* **Exercise task**
Without the pictures, print each of the records below exactly as it appears.

* START Given records *

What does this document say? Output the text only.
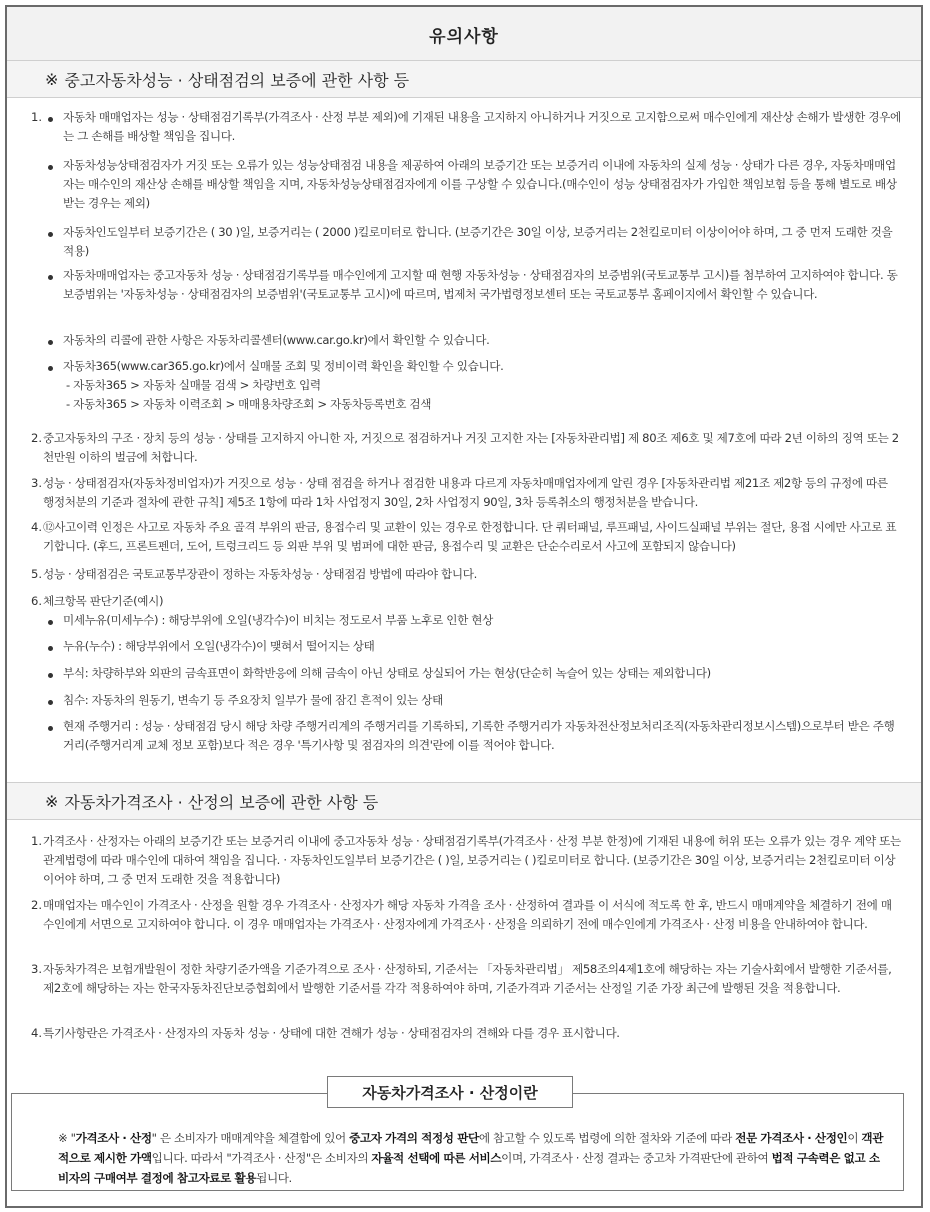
유의사항
※ 중고자동차성능 · 상태점검의 보증에 관한 사항 등
1. 자동차 매매업자는 성능 · 상태점검기록부(가격조사 · 산정 부분 제외)에 기재된 내용을 고지하지 아니하거나 거짓으로 고지함으로써 매수인에게 재산상 손해가 발생한 경우에는 그 손해를 배상할 책임을 집니다.
자동차성능상태점검자가 거짓 또는 오류가 있는 성능상태점검 내용을 제공하여 아래의 보증기간 또는 보증거리 이내에 자동차의 실제 성능 · 상태가 다른 경우, 자동차매매업자는 매수인의 재산상 손해를 배상할 책임을 지며, 자동차성능상태점검자에게 이를 구상할 수 있습니다.(매수인이 성능 상태점검자가 가입한 책임보험 등을 통해 별도로 배상받는 경우는 제외)
자동차인도일부터 보증기간은 ( 30 )일, 보증거리는 ( 2000 )킬로미터로 합니다. (보증기간은 30일 이상, 보증거리는 2천킬로미터 이상이어야 하며, 그 중 먼저 도래한 것을 적용)
자동차매매업자는 중고자동차 성능 · 상태점검기록부를 매수인에게 고지할 때 현행 자동차성능 · 상태점검자의 보증범위(국토교통부 고시)를 첨부하여 고지하여야 합니다. 동 보증범위는 '자동차성능 · 상태점검자의 보증범위'(국토교통부 고시)에 따르며, 법제처 국가법령정보센터 또는 국토교통부 홈페이지에서 확인할 수 있습니다.
자동차의 리콜에 관한 사항은 자동차리콜센터(www.car.go.kr)에서 확인할 수 있습니다.
자동차365(www.car365.go.kr)에서 실매물 조회 및 정비이력 확인을 확인할 수 있습니다.
- 자동차365 > 자동차 실매물 검색 > 차량번호 입력
- 자동차365 > 자동차 이력조회 > 매매용차량조회 > 자동차등록번호 검색
2. 중고자동차의 구조 · 장치 등의 성능 · 상태를 고지하지 아니한 자, 거짓으로 점검하거나 거짓 고지한 자는 [자동차관리법] 제 80조 제6호 및 제7호에 따라 2년 이하의 징역 또는 2천만원 이하의 벌금에 처합니다.
3. 성능 · 상태점검자(자동차정비업자)가 거짓으로 성능 · 상태 점검을 하거나 점검한 내용과 다르게 자동차매매업자에게 알린 경우 [자동차관리법 제21조 제2항 등의 규정에 따른 행정처분의 기준과 절차에 관한 규칙] 제5조 1항에 따라 1차 사업정지 30일, 2차 사업정지 90일, 3차 등록취소의 행정처분을 받습니다.
4. ⑫사고이력 인정은 사고로 자동차 주요 골격 부위의 판금, 용접수리 및 교환이 있는 경우로 한정합니다. 단 쿼터패널, 루프패널, 사이드실패널 부위는 절단, 용접 시에만 사고로 표기합니다. (후드, 프론트펜더, 도어, 트렁크리드 등 외판 부위 및 범퍼에 대한 판금, 용접수리 및 교환은 단순수리로서 사고에 포함되지 않습니다)
5. 성능 · 상태점검은 국토교통부장관이 정하는 자동차성능 · 상태점검 방법에 따라야 합니다.
6. 체크항목 판단기준(예시)
미세누유(미세누수) : 해당부위에 오일(냉각수)이 비치는 정도로서 부품 노후로 인한 현상
누유(누수) : 해당부위에서 오일(냉각수)이 맺혀서 떨어지는 상태
부식: 차량하부와 외판의 금속표면이 화학반응에 의해 금속이 아닌 상태로 상실되어 가는 현상(단순히 녹슬어 있는 상태는 제외합니다)
침수: 자동차의 원동기, 변속기 등 주요장치 일부가 물에 잠긴 흔적이 있는 상태
현재 주행거리 : 성능 · 상태점검 당시 해당 차량 주행거리계의 주행거리를 기록하되, 기록한 주행거리가 자동차전산정보처리조직(자동차관리정보시스템)으로부터 받은 주행거리(주행거리계 교체 정보 포함)보다 적은 경우 '특기사항 및 점검자의 의견'란에 이를 적어야 합니다.
※ 자동차가격조사 · 산정의 보증에 관한 사항 등
1. 가격조사 · 산정자는 아래의 보증기간 또는 보증거리 이내에 중고자동차 성능 · 상태점검기록부(가격조사 · 산정 부분 한정)에 기재된 내용에 허위 또는 오류가 있는 경우 계약 또는 관계법령에 따라 매수인에 대하여 책임을 집니다. · 자동차인도일부터 보증기간은 ( )일, 보증거리는 ( )킬로미터로 합니다. (보증기간은 30일 이상, 보증거리는 2천킬로미터 이상이어야 하며, 그 중 먼저 도래한 것을 적용합니다)
2. 매매업자는 매수인이 가격조사 · 산정을 원할 경우 가격조사 · 산정자가 해당 자동차 가격을 조사 · 산정하여 결과를 이 서식에 적도록 한 후, 반드시 매매계약을 체결하기 전에 매수인에게 서면으로 고지하여야 합니다. 이 경우 매매업자는 가격조사 · 산정자에게 가격조사 · 산정을 의뢰하기 전에 매수인에게 가격조사 · 산정 비용을 안내하여야 합니다.
3. 자동차가격은 보험개발원이 정한 차량기준가액을 기준가격으로 조사 · 산정하되, 기준서는 「자동차관리법」 제58조의4제1호에 해당하는 자는 기술사회에서 발행한 기준서를, 제2호에 해당하는 자는 한국자동차진단보증협회에서 발행한 기준서를 각각 적용하여야 하며, 기준가격과 기준서는 산정일 기준 가장 최근에 발행된 것을 적용합니다.
4. 특기사항란은 가격조사 · 산정자의 자동차 성능 · 상태에 대한 견해가 성능 · 상태점검자의 견해와 다를 경우 표시합니다.
자동차가격조사 · 산정이란
※ "가격조사 · 산정" 은 소비자가 매매계약을 체결함에 있어 중고자 가격의 적정성 판단에 참고할 수 있도록 법령에 의한 절차와 기준에 따라 전문 가격조사 · 산정인이 객관적으로 제시한 가액입니다. 따라서 "가격조사 · 산정"은 소비자의 자율적 선택에 따른 서비스이며, 가격조사 · 산정 결과는 중고차 가격판단에 관하여 법적 구속력은 없고 소비자의 구매여부 결정에 참고자료로 활용됩니다.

* END Given records *

* **Response**
What does this document say? Output the text only.
유의사항
※ 중고자동차성능 · 상태점검의 보증에 관한 사항 등
1. 자동차 매매업자는 성능 · 상태점검기록부(가격조사 · 산정 부분 제외)에 기재된 내용을 고지하지 아니하거나 거짓으로 고지함으로써 매수인에게 재산상 손해가 발생한 경우에는 그 손해를 배상할 책임을 집니다.
자동차성능상태점검자가 거짓 또는 오류가 있는 성능상태점검 내용을 제공하여 아래의 보증기간 또는 보증거리 이내에 자동차의 실제 성능 · 상태가 다른 경우, 자동차매매업자는 매수인의 재산상 손해를 배상할 책임을 지며, 자동차성능상태점검자에게 이를 구상할 수 있습니다.(매수인이 성능 상태점검자가 가입한 책임보험 등을 통해 별도로 배상받는 경우는 제외)
자동차인도일부터 보증기간은 ( 30 )일, 보증거리는 ( 2000 )킬로미터로 합니다. (보증기간은 30일 이상, 보증거리는 2천킬로미터 이상이어야 하며, 그 중 먼저 도래한 것을 적용)
자동차매매업자는 중고자동차 성능 · 상태점검기록부를 매수인에게 고지할 때 현행 자동차성능 · 상태점검자의 보증범위(국토교통부 고시)를 첨부하여 고지하여야 합니다. 동 보증범위는 '자동차성능 · 상태점검자의 보증범위'(국토교통부 고시)에 따르며, 법제처 국가법령정보센터 또는 국토교통부 홈페이지에서 확인할 수 있습니다.
자동차의 리콜에 관한 사항은 자동차리콜센터(www.car.go.kr)에서 확인할 수 있습니다.
자동차365(www.car365.go.kr)에서 실매물 조회 및 정비이력 확인을 확인할 수 있습니다.
- 자동차365 > 자동차 실매물 검색 > 차량번호 입력
- 자동차365 > 자동차 이력조회 > 매매용차량조회 > 자동차등록번호 검색
2. 중고자동차의 구조 · 장치 등의 성능 · 상태를 고지하지 아니한 자, 거짓으로 점검하거나 거짓 고지한 자는 [자동차관리법] 제 80조 제6호 및 제7호에 따라 2년 이하의 징역 또는 2천만원 이하의 벌금에 처합니다.
3. 성능 · 상태점검자(자동차정비업자)가 거짓으로 성능 · 상태 점검을 하거나 점검한 내용과 다르게 자동차매매업자에게 알린 경우 [자동차관리법 제21조 제2항 등의 규정에 따른 행정처분의 기준과 절차에 관한 규칙] 제5조 1항에 따라 1차 사업정지 30일, 2차 사업정지 90일, 3차 등록취소의 행정처분을 받습니다.
4. ⑫사고이력 인정은 사고로 자동차 주요 골격 부위의 판금, 용접수리 및 교환이 있는 경우로 한정합니다. 단 쿼터패널, 루프패널, 사이드실패널 부위는 절단, 용접 시에만 사고로 표기합니다. (후드, 프론트펜더, 도어, 트렁크리드 등 외판 부위 및 범퍼에 대한 판금, 용접수리 및 교환은 단순수리로서 사고에 포함되지 않습니다)
5. 성능 · 상태점검은 국토교통부장관이 정하는 자동차성능 · 상태점검 방법에 따라야 합니다.
6. 체크항목 판단기준(예시)
미세누유(미세누수) : 해당부위에 오일(냉각수)이 비치는 정도로서 부품 노후로 인한 현상
누유(누수) : 해당부위에서 오일(냉각수)이 맺혀서 떨어지는 상태
부식: 차량하부와 외판의 금속표면이 화학반응에 의해 금속이 아닌 상태로 상실되어 가는 현상(단순히 녹슬어 있는 상태는 제외합니다)
침수: 자동차의 원동기, 변속기 등 주요장치 일부가 물에 잠긴 흔적이 있는 상태
현재 주행거리 : 성능 · 상태점검 당시 해당 차량 주행거리계의 주행거리를 기록하되, 기록한 주행거리가 자동차전산정보처리조직(자동차관리정보시스템)으로부터 받은 주행거리(주행거리계 교체 정보 포함)보다 적은 경우 '특기사항 및 점검자의 의견'란에 이를 적어야 합니다.
※ 자동차가격조사 · 산정의 보증에 관한 사항 등
1. 가격조사 · 산정자는 아래의 보증기간 또는 보증거리 이내에 중고자동차 성능 · 상태점검기록부(가격조사 · 산정 부분 한정)에 기재된 내용에 허위 또는 오류가 있는 경우 계약 또는 관계법령에 따라 매수인에 대하여 책임을 집니다. · 자동차인도일부터 보증기간은 ( )일, 보증거리는 ( )킬로미터로 합니다. (보증기간은 30일 이상, 보증거리는 2천킬로미터 이상이어야 하며, 그 중 먼저 도래한 것을 적용합니다)
2. 매매업자는 매수인이 가격조사 · 산정을 원할 경우 가격조사 · 산정자가 해당 자동차 가격을 조사 · 산정하여 결과를 이 서식에 적도록 한 후, 반드시 매매계약을 체결하기 전에 매수인에게 서면으로 고지하여야 합니다. 이 경우 매매업자는 가격조사 · 산정자에게 가격조사 · 산정을 의뢰하기 전에 매수인에게 가격조사 · 산정 비용을 안내하여야 합니다.
3. 자동차가격은 보험개발원이 정한 차량기준가액을 기준가격으로 조사 · 산정하되, 기준서는 「자동차관리법」 제58조의4제1호에 해당하는 자는 기술사회에서 발행한 기준서를, 제2호에 해당하는 자는 한국자동차진단보증협회에서 발행한 기준서를 각각 적용하여야 하며, 기준가격과 기준서는 산정일 기준 가장 최근에 발행된 것을 적용합니다.
4. 특기사항란은 가격조사 · 산정자의 자동차 성능 · 상태에 대한 견해가 성능 · 상태점검자의 견해와 다를 경우 표시합니다.
자동차가격조사 · 산정이란
※ "가격조사 · 산정" 은 소비자가 매매계약을 체결함에 있어 중고자 가격의 적정성 판단에 참고할 수 있도록 법령에 의한 절차와 기준에 따라 전문 가격조사 · 산정인이 객관적으로 제시한 가액입니다. 따라서 "가격조사 · 산정"은 소비자의 자율적 선택에 따른 서비스이며, 가격조사 · 산정 결과는 중고차 가격판단에 관하여 법적 구속력은 없고 소비자의 구매여부 결정에 참고자료로 활용됩니다.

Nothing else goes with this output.